> [Given instruction]: All of the material below is to be repeated exactly.

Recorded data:
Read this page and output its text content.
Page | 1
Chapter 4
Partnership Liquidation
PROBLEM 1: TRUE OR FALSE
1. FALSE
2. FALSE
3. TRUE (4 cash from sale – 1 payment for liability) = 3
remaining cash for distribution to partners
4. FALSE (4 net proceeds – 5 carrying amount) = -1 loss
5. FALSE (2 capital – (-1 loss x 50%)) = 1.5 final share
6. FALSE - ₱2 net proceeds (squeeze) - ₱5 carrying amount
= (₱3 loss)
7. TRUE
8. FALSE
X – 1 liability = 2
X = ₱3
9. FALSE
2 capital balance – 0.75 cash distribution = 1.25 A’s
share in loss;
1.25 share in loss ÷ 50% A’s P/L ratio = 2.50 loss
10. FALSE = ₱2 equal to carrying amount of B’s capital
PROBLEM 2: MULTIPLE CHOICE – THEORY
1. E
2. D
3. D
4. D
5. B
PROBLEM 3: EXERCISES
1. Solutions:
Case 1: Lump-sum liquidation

> [Solved problem]:
Read this page and output its text content.
Page | 1
Chapter 4
Partnership Liquidation
PROBLEM 1: TRUE OR FALSE
1. FALSE
2. FALSE
3. TRUE (4 cash from sale – 1 payment for liability) = 3
remaining cash for distribution to partners
4. FALSE (4 net proceeds – 5 carrying amount) = -1 loss
5. FALSE (2 capital – (-1 loss x 50%)) = 1.5 final share
6. FALSE - ₱2 net proceeds (squeeze) - ₱5 carrying amount
= (₱3 loss)
7. TRUE
8. FALSE
X – 1 liability = 2
X = ₱3
9. FALSE
2 capital balance – 0.75 cash distribution = 1.25 A’s
share in loss;
1.25 share in loss ÷ 50% A’s P/L ratio = 2.50 loss
10. FALSE = ₱2 equal to carrying amount of B’s capital
PROBLEM 2: MULTIPLE CHOICE – THEORY
1. E
2. D
3. D
4. D
5. B
PROBLEM 3: EXERCISES
1. Solutions:
Case 1: Lump-sum liquidation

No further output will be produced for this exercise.